▶ **EXERCISE REQUIREMENTS**
The entries below should be given again exactly, minus their pictures.

·····

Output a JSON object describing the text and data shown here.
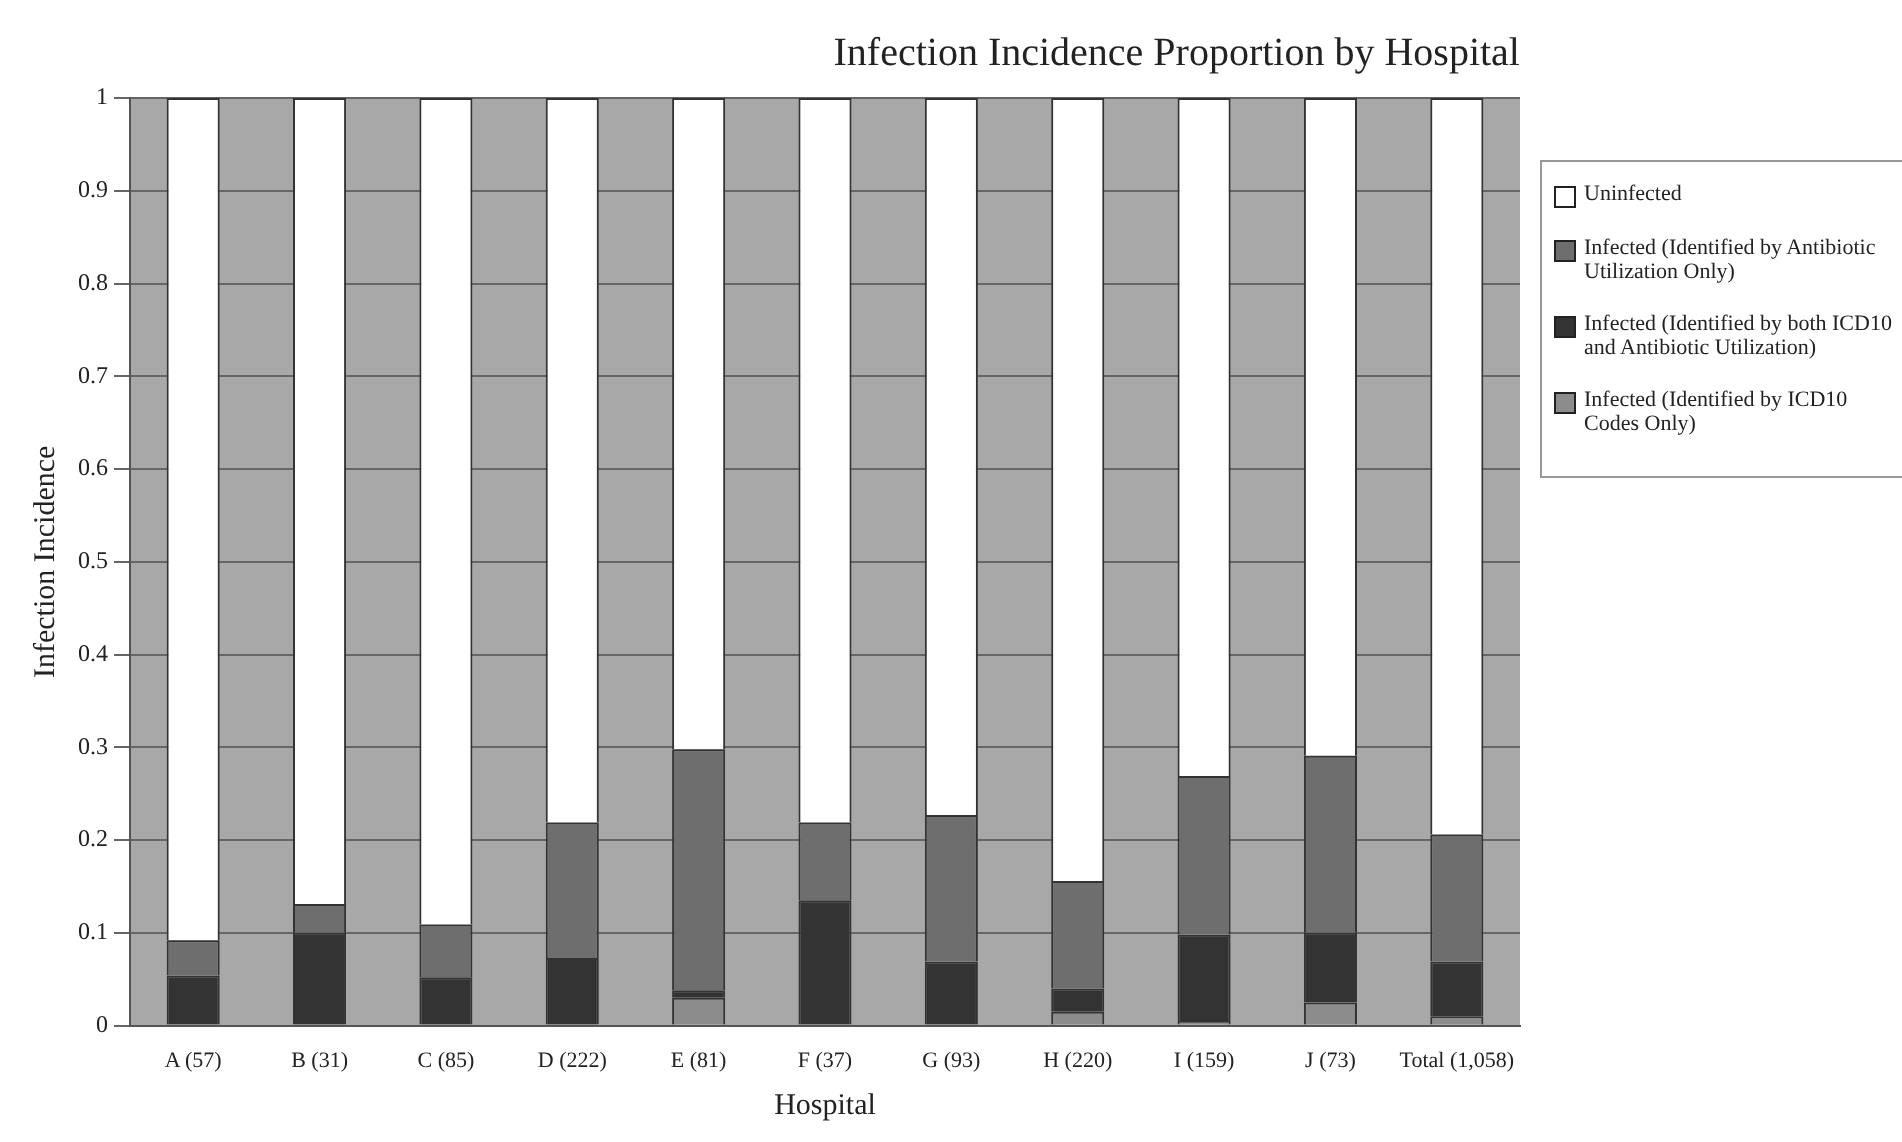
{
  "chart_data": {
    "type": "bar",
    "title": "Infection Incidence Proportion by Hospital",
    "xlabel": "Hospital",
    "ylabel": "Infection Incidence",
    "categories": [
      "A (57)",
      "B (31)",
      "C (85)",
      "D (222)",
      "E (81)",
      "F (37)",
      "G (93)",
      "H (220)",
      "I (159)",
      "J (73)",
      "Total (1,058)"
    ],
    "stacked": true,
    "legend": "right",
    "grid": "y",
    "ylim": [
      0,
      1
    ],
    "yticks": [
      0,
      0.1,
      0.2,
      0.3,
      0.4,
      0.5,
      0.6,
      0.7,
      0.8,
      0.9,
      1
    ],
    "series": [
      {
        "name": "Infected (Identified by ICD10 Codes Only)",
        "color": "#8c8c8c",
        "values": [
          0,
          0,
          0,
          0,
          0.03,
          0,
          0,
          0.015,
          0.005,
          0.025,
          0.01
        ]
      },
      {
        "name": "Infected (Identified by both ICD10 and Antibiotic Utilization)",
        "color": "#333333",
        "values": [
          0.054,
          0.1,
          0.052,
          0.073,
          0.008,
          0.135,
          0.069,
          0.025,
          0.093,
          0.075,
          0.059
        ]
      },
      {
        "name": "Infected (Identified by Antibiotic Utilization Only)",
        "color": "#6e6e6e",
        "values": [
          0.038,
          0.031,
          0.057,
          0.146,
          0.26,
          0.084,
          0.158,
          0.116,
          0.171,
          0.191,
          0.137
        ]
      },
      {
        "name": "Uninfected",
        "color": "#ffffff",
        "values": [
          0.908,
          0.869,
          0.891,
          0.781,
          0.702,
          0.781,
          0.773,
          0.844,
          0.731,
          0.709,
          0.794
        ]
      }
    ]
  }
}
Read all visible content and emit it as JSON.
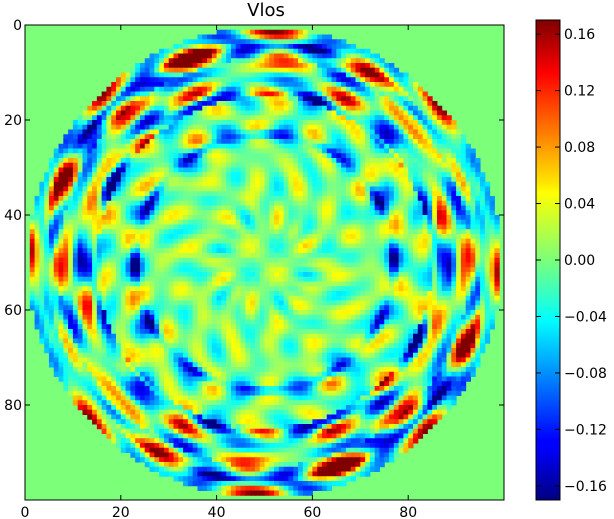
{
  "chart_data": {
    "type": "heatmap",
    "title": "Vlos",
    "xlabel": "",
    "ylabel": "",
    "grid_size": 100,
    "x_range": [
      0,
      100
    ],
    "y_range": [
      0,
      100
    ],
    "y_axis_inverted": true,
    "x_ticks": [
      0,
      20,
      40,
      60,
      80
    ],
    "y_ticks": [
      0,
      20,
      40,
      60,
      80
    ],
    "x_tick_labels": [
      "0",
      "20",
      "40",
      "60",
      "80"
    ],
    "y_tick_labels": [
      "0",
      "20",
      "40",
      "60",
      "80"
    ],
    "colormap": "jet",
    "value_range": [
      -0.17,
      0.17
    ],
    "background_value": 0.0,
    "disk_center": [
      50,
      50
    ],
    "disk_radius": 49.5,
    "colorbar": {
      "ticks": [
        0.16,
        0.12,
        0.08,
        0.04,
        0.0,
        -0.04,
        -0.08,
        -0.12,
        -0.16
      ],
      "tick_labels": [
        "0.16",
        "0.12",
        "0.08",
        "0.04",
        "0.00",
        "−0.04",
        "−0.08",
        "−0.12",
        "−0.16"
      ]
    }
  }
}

·····

▶ **TASK RESPONSE**
Output a JSON object describing the text and data shown here.
{
  "chart_data": {
    "type": "bar",
    "title": "Infection Incidence Proportion by Hospital",
    "xlabel": "Hospital",
    "ylabel": "Infection Incidence",
    "categories": [
      "A (57)",
      "B (31)",
      "C (85)",
      "D (222)",
      "E (81)",
      "F (37)",
      "G (93)",
      "H (220)",
      "I (159)",
      "J (73)",
      "Total (1,058)"
    ],
    "stacked": true,
    "legend": "right",
    "grid": "y",
    "ylim": [
      0,
      1
    ],
    "yticks": [
      0,
      0.1,
      0.2,
      0.3,
      0.4,
      0.5,
      0.6,
      0.7,
      0.8,
      0.9,
      1
    ],
    "series": [
      {
        "name": "Infected (Identified by ICD10 Codes Only)",
        "color": "#8c8c8c",
        "values": [
          0,
          0,
          0,
          0,
          0.03,
          0,
          0,
          0.015,
          0.005,
          0.025,
          0.01
        ]
      },
      {
        "name": "Infected (Identified by both ICD10 and Antibiotic Utilization)",
        "color": "#333333",
        "values": [
          0.054,
          0.1,
          0.052,
          0.073,
          0.008,
          0.135,
          0.069,
          0.025,
          0.093,
          0.075,
          0.059
        ]
      },
      {
        "name": "Infected (Identified by Antibiotic Utilization Only)",
        "color": "#6e6e6e",
        "values": [
          0.038,
          0.031,
          0.057,
          0.146,
          0.26,
          0.084,
          0.158,
          0.116,
          0.171,
          0.191,
          0.137
        ]
      },
      {
        "name": "Uninfected",
        "color": "#ffffff",
        "values": [
          0.908,
          0.869,
          0.891,
          0.781,
          0.702,
          0.781,
          0.773,
          0.844,
          0.731,
          0.709,
          0.794
        ]
      }
    ]
  }
}
Read all visible content and emit it as JSON.
{
  "chart_data": {
    "type": "heatmap",
    "title": "Vlos",
    "xlabel": "",
    "ylabel": "",
    "grid_size": 100,
    "x_range": [
      0,
      100
    ],
    "y_range": [
      0,
      100
    ],
    "y_axis_inverted": true,
    "x_ticks": [
      0,
      20,
      40,
      60,
      80
    ],
    "y_ticks": [
      0,
      20,
      40,
      60,
      80
    ],
    "x_tick_labels": [
      "0",
      "20",
      "40",
      "60",
      "80"
    ],
    "y_tick_labels": [
      "0",
      "20",
      "40",
      "60",
      "80"
    ],
    "colormap": "jet",
    "value_range": [
      -0.17,
      0.17
    ],
    "background_value": 0.0,
    "disk_center": [
      50,
      50
    ],
    "disk_radius": 49.5,
    "colorbar": {
      "ticks": [
        0.16,
        0.12,
        0.08,
        0.04,
        0.0,
        -0.04,
        -0.08,
        -0.12,
        -0.16
      ],
      "tick_labels": [
        "0.16",
        "0.12",
        "0.08",
        "0.04",
        "0.00",
        "−0.04",
        "−0.08",
        "−0.12",
        "−0.16"
      ]
    }
  }
}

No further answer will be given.